Challenge:
Copy out the entries below in full and exactly.
* begin Records for processing *
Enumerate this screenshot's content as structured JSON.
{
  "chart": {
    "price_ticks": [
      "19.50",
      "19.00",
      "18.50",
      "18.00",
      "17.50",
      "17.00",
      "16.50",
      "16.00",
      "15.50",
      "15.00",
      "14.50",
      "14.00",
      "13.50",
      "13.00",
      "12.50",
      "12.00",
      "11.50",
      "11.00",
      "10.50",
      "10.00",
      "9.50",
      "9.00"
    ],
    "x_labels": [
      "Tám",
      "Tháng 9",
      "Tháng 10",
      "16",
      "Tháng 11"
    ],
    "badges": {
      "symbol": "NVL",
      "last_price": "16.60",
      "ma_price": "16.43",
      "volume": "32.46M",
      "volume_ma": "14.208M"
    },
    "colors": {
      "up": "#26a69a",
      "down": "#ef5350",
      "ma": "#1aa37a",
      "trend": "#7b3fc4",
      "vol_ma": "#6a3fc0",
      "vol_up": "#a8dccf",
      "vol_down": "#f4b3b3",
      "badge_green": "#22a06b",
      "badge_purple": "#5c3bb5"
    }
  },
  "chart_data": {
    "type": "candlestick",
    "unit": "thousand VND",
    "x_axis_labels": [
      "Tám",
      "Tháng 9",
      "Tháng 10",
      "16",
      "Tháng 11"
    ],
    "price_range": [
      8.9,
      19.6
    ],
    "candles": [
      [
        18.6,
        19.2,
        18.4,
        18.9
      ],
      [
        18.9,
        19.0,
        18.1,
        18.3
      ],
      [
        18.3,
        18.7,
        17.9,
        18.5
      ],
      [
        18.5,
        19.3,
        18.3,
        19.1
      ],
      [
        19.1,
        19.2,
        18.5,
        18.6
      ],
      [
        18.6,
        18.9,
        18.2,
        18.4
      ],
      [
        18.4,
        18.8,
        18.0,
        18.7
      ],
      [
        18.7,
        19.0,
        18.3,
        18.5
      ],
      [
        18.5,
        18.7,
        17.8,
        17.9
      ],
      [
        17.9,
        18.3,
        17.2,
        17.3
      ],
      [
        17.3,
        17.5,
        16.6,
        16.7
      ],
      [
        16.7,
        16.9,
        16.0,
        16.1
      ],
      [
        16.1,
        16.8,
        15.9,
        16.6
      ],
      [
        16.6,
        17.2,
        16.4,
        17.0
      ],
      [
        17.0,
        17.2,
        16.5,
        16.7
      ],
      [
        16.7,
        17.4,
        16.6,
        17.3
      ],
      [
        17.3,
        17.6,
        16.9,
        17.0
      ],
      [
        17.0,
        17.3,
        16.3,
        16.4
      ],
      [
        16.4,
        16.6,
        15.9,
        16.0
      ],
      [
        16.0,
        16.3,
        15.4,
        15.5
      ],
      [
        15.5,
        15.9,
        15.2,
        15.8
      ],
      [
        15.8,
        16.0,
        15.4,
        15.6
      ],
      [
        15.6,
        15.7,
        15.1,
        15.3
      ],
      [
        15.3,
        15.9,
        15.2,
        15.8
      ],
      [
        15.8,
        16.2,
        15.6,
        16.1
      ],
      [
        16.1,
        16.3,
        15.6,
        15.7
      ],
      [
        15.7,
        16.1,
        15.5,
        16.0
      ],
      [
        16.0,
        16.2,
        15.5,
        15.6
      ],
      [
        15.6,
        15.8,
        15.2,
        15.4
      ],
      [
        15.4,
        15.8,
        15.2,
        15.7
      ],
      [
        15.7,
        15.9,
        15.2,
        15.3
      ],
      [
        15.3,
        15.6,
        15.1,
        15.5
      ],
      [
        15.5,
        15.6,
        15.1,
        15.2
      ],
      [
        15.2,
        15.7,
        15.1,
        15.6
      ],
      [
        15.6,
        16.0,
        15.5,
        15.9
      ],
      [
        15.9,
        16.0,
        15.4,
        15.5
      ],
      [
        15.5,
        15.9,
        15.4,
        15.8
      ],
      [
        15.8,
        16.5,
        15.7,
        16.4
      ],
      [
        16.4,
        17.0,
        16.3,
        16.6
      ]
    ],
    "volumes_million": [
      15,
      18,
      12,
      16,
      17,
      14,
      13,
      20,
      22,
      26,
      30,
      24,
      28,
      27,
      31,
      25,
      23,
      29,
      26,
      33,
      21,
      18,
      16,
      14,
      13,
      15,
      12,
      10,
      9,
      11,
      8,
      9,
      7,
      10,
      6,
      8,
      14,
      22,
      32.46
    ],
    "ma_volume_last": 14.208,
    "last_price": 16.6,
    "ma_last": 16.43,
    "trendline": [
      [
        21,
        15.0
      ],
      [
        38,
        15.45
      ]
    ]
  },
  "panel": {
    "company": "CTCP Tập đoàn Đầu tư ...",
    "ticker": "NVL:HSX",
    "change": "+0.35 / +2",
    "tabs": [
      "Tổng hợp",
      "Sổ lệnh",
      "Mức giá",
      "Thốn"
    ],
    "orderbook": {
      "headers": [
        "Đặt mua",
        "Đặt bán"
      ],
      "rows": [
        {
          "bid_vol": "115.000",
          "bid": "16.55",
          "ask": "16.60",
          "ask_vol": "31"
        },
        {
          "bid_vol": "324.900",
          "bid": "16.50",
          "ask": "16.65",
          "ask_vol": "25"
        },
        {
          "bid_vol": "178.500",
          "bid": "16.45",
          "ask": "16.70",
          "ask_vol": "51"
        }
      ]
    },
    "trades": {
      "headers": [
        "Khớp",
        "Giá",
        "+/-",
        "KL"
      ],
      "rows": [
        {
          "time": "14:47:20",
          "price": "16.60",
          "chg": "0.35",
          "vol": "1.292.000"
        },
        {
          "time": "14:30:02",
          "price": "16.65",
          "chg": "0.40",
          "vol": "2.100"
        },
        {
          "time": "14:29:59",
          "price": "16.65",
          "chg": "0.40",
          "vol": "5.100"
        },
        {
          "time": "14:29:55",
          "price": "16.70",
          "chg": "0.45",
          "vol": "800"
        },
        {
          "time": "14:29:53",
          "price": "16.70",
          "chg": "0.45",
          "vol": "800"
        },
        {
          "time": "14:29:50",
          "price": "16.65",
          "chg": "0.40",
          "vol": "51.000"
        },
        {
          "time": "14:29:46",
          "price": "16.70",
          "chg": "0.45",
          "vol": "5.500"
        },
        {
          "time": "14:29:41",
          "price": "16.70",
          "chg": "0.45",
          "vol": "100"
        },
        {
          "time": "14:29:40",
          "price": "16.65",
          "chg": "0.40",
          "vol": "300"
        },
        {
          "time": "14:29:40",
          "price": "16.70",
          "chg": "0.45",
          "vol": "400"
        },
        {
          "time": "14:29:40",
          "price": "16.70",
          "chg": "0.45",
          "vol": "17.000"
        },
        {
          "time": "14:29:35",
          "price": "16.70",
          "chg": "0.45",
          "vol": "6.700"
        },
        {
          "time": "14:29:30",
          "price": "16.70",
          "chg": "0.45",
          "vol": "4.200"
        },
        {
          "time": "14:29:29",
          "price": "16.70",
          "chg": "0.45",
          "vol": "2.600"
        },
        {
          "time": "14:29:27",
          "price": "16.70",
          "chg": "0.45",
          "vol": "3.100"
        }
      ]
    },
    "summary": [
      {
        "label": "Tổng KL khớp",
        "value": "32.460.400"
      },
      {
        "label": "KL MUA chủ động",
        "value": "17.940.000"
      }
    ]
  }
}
* end Records for processing *
Output for this task:
Enumerate this screenshot's content as structured JSON.
{
  "chart": {
    "price_ticks": [
      "19.50",
      "19.00",
      "18.50",
      "18.00",
      "17.50",
      "17.00",
      "16.50",
      "16.00",
      "15.50",
      "15.00",
      "14.50",
      "14.00",
      "13.50",
      "13.00",
      "12.50",
      "12.00",
      "11.50",
      "11.00",
      "10.50",
      "10.00",
      "9.50",
      "9.00"
    ],
    "x_labels": [
      "Tám",
      "Tháng 9",
      "Tháng 10",
      "16",
      "Tháng 11"
    ],
    "badges": {
      "symbol": "NVL",
      "last_price": "16.60",
      "ma_price": "16.43",
      "volume": "32.46M",
      "volume_ma": "14.208M"
    },
    "colors": {
      "up": "#26a69a",
      "down": "#ef5350",
      "ma": "#1aa37a",
      "trend": "#7b3fc4",
      "vol_ma": "#6a3fc0",
      "vol_up": "#a8dccf",
      "vol_down": "#f4b3b3",
      "badge_green": "#22a06b",
      "badge_purple": "#5c3bb5"
    }
  },
  "chart_data": {
    "type": "candlestick",
    "unit": "thousand VND",
    "x_axis_labels": [
      "Tám",
      "Tháng 9",
      "Tháng 10",
      "16",
      "Tháng 11"
    ],
    "price_range": [
      8.9,
      19.6
    ],
    "candles": [
      [
        18.6,
        19.2,
        18.4,
        18.9
      ],
      [
        18.9,
        19.0,
        18.1,
        18.3
      ],
      [
        18.3,
        18.7,
        17.9,
        18.5
      ],
      [
        18.5,
        19.3,
        18.3,
        19.1
      ],
      [
        19.1,
        19.2,
        18.5,
        18.6
      ],
      [
        18.6,
        18.9,
        18.2,
        18.4
      ],
      [
        18.4,
        18.8,
        18.0,
        18.7
      ],
      [
        18.7,
        19.0,
        18.3,
        18.5
      ],
      [
        18.5,
        18.7,
        17.8,
        17.9
      ],
      [
        17.9,
        18.3,
        17.2,
        17.3
      ],
      [
        17.3,
        17.5,
        16.6,
        16.7
      ],
      [
        16.7,
        16.9,
        16.0,
        16.1
      ],
      [
        16.1,
        16.8,
        15.9,
        16.6
      ],
      [
        16.6,
        17.2,
        16.4,
        17.0
      ],
      [
        17.0,
        17.2,
        16.5,
        16.7
      ],
      [
        16.7,
        17.4,
        16.6,
        17.3
      ],
      [
        17.3,
        17.6,
        16.9,
        17.0
      ],
      [
        17.0,
        17.3,
        16.3,
        16.4
      ],
      [
        16.4,
        16.6,
        15.9,
        16.0
      ],
      [
        16.0,
        16.3,
        15.4,
        15.5
      ],
      [
        15.5,
        15.9,
        15.2,
        15.8
      ],
      [
        15.8,
        16.0,
        15.4,
        15.6
      ],
      [
        15.6,
        15.7,
        15.1,
        15.3
      ],
      [
        15.3,
        15.9,
        15.2,
        15.8
      ],
      [
        15.8,
        16.2,
        15.6,
        16.1
      ],
      [
        16.1,
        16.3,
        15.6,
        15.7
      ],
      [
        15.7,
        16.1,
        15.5,
        16.0
      ],
      [
        16.0,
        16.2,
        15.5,
        15.6
      ],
      [
        15.6,
        15.8,
        15.2,
        15.4
      ],
      [
        15.4,
        15.8,
        15.2,
        15.7
      ],
      [
        15.7,
        15.9,
        15.2,
        15.3
      ],
      [
        15.3,
        15.6,
        15.1,
        15.5
      ],
      [
        15.5,
        15.6,
        15.1,
        15.2
      ],
      [
        15.2,
        15.7,
        15.1,
        15.6
      ],
      [
        15.6,
        16.0,
        15.5,
        15.9
      ],
      [
        15.9,
        16.0,
        15.4,
        15.5
      ],
      [
        15.5,
        15.9,
        15.4,
        15.8
      ],
      [
        15.8,
        16.5,
        15.7,
        16.4
      ],
      [
        16.4,
        17.0,
        16.3,
        16.6
      ]
    ],
    "volumes_million": [
      15,
      18,
      12,
      16,
      17,
      14,
      13,
      20,
      22,
      26,
      30,
      24,
      28,
      27,
      31,
      25,
      23,
      29,
      26,
      33,
      21,
      18,
      16,
      14,
      13,
      15,
      12,
      10,
      9,
      11,
      8,
      9,
      7,
      10,
      6,
      8,
      14,
      22,
      32.46
    ],
    "ma_volume_last": 14.208,
    "last_price": 16.6,
    "ma_last": 16.43,
    "trendline": [
      [
        21,
        15.0
      ],
      [
        38,
        15.45
      ]
    ]
  },
  "panel": {
    "company": "CTCP Tập đoàn Đầu tư ...",
    "ticker": "NVL:HSX",
    "change": "+0.35 / +2",
    "tabs": [
      "Tổng hợp",
      "Sổ lệnh",
      "Mức giá",
      "Thốn"
    ],
    "orderbook": {
      "headers": [
        "Đặt mua",
        "Đặt bán"
      ],
      "rows": [
        {
          "bid_vol": "115.000",
          "bid": "16.55",
          "ask": "16.60",
          "ask_vol": "31"
        },
        {
          "bid_vol": "324.900",
          "bid": "16.50",
          "ask": "16.65",
          "ask_vol": "25"
        },
        {
          "bid_vol": "178.500",
          "bid": "16.45",
          "ask": "16.70",
          "ask_vol": "51"
        }
      ]
    },
    "trades": {
      "headers": [
        "Khớp",
        "Giá",
        "+/-",
        "KL"
      ],
      "rows": [
        {
          "time": "14:47:20",
          "price": "16.60",
          "chg": "0.35",
          "vol": "1.292.000"
        },
        {
          "time": "14:30:02",
          "price": "16.65",
          "chg": "0.40",
          "vol": "2.100"
        },
        {
          "time": "14:29:59",
          "price": "16.65",
          "chg": "0.40",
          "vol": "5.100"
        },
        {
          "time": "14:29:55",
          "price": "16.70",
          "chg": "0.45",
          "vol": "800"
        },
        {
          "time": "14:29:53",
          "price": "16.70",
          "chg": "0.45",
          "vol": "800"
        },
        {
          "time": "14:29:50",
          "price": "16.65",
          "chg": "0.40",
          "vol": "51.000"
        },
        {
          "time": "14:29:46",
          "price": "16.70",
          "chg": "0.45",
          "vol": "5.500"
        },
        {
          "time": "14:29:41",
          "price": "16.70",
          "chg": "0.45",
          "vol": "100"
        },
        {
          "time": "14:29:40",
          "price": "16.65",
          "chg": "0.40",
          "vol": "300"
        },
        {
          "time": "14:29:40",
          "price": "16.70",
          "chg": "0.45",
          "vol": "400"
        },
        {
          "time": "14:29:40",
          "price": "16.70",
          "chg": "0.45",
          "vol": "17.000"
        },
        {
          "time": "14:29:35",
          "price": "16.70",
          "chg": "0.45",
          "vol": "6.700"
        },
        {
          "time": "14:29:30",
          "price": "16.70",
          "chg": "0.45",
          "vol": "4.200"
        },
        {
          "time": "14:29:29",
          "price": "16.70",
          "chg": "0.45",
          "vol": "2.600"
        },
        {
          "time": "14:29:27",
          "price": "16.70",
          "chg": "0.45",
          "vol": "3.100"
        }
      ]
    },
    "summary": [
      {
        "label": "Tổng KL khớp",
        "value": "32.460.400"
      },
      {
        "label": "KL MUA chủ động",
        "value": "17.940.000"
      }
    ]
  }
}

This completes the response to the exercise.